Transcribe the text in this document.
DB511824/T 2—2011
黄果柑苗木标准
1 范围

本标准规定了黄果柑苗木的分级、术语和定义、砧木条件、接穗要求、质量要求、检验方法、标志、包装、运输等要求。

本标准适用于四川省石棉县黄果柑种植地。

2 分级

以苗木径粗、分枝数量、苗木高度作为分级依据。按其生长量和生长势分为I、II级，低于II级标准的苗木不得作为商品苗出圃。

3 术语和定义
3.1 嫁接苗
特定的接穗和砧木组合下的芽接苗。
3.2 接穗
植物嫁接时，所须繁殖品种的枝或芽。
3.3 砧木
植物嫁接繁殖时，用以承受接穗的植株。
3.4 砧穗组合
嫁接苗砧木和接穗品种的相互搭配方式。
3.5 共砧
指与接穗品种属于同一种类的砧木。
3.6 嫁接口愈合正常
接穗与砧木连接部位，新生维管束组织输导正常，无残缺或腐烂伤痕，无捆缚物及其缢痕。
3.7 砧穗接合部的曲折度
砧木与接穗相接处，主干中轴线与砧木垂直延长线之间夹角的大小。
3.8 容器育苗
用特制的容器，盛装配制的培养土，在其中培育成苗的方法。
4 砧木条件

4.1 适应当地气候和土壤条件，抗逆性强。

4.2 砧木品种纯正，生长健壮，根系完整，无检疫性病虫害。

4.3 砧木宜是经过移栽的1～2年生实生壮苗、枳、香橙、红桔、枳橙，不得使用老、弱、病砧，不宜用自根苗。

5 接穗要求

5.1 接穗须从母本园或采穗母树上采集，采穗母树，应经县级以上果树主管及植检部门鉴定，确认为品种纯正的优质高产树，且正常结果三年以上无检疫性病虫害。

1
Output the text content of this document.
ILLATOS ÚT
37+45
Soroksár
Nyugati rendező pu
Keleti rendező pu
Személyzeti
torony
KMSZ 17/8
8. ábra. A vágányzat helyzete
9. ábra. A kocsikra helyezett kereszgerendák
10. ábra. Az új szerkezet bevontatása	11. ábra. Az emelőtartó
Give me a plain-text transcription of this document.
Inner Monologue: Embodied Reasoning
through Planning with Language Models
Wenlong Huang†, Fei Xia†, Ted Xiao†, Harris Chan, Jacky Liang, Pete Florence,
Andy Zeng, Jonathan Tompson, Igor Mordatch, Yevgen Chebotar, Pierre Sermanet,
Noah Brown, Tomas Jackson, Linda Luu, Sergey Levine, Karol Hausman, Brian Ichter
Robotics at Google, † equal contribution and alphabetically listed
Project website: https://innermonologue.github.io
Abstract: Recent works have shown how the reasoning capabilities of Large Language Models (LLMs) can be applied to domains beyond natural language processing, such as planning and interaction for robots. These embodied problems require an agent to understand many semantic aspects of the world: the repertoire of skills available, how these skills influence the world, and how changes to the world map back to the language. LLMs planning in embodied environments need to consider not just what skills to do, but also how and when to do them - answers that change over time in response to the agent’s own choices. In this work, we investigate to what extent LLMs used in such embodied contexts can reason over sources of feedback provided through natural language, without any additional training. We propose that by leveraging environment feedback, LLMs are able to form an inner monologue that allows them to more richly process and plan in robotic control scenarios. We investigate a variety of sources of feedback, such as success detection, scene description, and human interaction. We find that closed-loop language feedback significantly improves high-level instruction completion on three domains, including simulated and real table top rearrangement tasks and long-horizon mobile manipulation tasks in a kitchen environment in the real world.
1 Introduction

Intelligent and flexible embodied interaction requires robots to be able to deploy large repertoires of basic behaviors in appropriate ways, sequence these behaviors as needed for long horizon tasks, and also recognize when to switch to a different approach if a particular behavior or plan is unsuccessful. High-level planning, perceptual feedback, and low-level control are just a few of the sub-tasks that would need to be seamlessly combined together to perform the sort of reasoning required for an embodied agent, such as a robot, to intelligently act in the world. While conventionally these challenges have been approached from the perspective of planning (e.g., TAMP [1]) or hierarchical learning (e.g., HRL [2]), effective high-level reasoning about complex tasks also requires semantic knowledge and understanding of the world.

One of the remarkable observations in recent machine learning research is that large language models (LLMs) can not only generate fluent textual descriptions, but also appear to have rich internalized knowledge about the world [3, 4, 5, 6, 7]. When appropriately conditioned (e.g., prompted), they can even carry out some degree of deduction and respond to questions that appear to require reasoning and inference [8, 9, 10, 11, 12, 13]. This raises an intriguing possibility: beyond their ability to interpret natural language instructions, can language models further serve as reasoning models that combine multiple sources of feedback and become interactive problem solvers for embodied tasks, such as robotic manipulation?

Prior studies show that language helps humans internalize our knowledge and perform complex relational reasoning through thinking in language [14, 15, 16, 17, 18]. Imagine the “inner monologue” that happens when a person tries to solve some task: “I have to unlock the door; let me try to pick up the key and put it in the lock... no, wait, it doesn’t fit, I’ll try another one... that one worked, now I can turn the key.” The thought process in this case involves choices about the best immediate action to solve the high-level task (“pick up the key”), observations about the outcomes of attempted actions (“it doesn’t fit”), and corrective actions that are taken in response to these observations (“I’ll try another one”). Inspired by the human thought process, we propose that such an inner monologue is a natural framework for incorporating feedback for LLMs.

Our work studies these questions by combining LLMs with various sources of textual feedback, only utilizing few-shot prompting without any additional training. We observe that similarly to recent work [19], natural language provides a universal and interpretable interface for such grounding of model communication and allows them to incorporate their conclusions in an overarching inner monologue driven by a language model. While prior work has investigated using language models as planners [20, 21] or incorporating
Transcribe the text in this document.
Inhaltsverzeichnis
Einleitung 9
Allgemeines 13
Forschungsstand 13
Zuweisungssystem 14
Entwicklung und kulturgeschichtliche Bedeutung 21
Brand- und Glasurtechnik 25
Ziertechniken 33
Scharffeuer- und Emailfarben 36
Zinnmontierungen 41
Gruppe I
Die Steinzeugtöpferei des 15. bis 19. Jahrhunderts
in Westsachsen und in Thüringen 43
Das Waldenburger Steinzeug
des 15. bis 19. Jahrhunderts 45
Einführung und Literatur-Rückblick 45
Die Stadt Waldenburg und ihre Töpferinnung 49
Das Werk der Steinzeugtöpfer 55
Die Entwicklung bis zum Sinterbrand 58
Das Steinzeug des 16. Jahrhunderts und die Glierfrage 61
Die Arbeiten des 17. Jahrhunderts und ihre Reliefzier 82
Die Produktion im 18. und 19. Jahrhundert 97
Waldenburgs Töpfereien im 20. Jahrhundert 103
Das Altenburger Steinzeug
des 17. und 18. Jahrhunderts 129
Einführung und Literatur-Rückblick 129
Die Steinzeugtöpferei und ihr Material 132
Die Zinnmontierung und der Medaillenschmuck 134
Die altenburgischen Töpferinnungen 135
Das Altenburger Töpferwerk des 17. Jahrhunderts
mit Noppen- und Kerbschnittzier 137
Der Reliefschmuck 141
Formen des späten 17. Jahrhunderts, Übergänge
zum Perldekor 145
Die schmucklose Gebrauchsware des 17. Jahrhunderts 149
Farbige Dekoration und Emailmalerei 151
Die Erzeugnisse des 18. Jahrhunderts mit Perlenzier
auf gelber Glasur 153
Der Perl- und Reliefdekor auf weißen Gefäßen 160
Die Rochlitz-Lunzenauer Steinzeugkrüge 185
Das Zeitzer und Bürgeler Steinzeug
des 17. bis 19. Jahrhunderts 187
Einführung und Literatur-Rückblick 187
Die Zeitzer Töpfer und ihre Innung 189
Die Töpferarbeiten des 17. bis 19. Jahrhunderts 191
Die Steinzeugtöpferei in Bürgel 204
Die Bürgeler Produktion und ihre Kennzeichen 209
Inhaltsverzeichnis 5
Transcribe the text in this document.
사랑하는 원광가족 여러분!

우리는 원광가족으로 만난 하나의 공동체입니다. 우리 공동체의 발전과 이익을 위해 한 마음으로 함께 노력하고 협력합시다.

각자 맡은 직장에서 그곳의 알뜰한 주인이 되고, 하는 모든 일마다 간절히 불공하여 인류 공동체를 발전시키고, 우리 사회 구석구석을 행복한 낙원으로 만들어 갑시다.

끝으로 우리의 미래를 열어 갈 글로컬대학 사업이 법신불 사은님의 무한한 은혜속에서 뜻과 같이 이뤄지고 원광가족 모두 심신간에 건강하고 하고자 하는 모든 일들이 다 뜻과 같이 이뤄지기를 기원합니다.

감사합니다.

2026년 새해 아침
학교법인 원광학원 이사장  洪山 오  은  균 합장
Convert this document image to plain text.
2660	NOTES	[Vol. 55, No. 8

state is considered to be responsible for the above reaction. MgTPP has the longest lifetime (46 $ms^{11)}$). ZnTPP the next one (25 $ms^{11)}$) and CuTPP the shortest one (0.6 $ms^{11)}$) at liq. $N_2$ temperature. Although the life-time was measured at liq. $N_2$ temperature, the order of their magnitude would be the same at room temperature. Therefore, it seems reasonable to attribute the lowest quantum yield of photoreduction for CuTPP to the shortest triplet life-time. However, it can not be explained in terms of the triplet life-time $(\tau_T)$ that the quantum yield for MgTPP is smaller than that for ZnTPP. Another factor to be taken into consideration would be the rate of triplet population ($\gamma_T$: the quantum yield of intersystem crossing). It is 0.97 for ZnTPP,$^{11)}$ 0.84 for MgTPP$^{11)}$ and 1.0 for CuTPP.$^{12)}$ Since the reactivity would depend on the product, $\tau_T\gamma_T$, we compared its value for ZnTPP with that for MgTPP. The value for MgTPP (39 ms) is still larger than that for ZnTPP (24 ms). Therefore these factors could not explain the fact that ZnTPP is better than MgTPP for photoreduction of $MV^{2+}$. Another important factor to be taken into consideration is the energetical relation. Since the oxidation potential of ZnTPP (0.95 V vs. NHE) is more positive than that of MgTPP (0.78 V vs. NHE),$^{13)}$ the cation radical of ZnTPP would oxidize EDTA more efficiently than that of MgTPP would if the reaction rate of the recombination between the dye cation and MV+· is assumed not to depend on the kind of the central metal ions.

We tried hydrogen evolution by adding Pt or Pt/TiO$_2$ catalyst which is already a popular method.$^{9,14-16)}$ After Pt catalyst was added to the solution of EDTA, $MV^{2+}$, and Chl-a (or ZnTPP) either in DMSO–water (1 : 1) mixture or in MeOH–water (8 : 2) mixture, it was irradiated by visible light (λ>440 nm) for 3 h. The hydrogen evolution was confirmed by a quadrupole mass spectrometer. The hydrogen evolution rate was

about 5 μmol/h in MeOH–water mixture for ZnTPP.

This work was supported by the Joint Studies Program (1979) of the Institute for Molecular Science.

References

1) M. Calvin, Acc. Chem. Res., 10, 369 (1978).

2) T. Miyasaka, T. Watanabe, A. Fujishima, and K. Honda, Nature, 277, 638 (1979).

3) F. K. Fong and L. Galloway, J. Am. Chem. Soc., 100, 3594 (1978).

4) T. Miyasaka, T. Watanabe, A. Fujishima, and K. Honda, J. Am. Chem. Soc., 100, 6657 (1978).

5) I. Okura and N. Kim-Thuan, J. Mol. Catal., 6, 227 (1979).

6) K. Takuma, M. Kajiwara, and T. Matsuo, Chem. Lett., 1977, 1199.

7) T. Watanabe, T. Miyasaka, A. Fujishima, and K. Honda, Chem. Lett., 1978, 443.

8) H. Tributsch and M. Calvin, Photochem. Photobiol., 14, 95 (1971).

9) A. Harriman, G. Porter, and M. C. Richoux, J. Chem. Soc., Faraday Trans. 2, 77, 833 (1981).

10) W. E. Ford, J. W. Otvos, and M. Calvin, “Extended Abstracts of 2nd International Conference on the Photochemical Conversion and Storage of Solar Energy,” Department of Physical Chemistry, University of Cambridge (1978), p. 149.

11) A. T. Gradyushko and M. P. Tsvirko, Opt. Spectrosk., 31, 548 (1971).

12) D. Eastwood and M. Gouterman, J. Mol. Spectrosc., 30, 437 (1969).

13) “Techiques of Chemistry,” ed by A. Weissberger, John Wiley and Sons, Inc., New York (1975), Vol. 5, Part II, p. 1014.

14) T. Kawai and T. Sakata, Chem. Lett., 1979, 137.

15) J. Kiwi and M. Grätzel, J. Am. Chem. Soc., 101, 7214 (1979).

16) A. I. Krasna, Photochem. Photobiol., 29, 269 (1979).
————
- Problem to work on -
Only the number is wanted: how many lines in the data include the string "Fujishima"?

- Response for this exercise -
3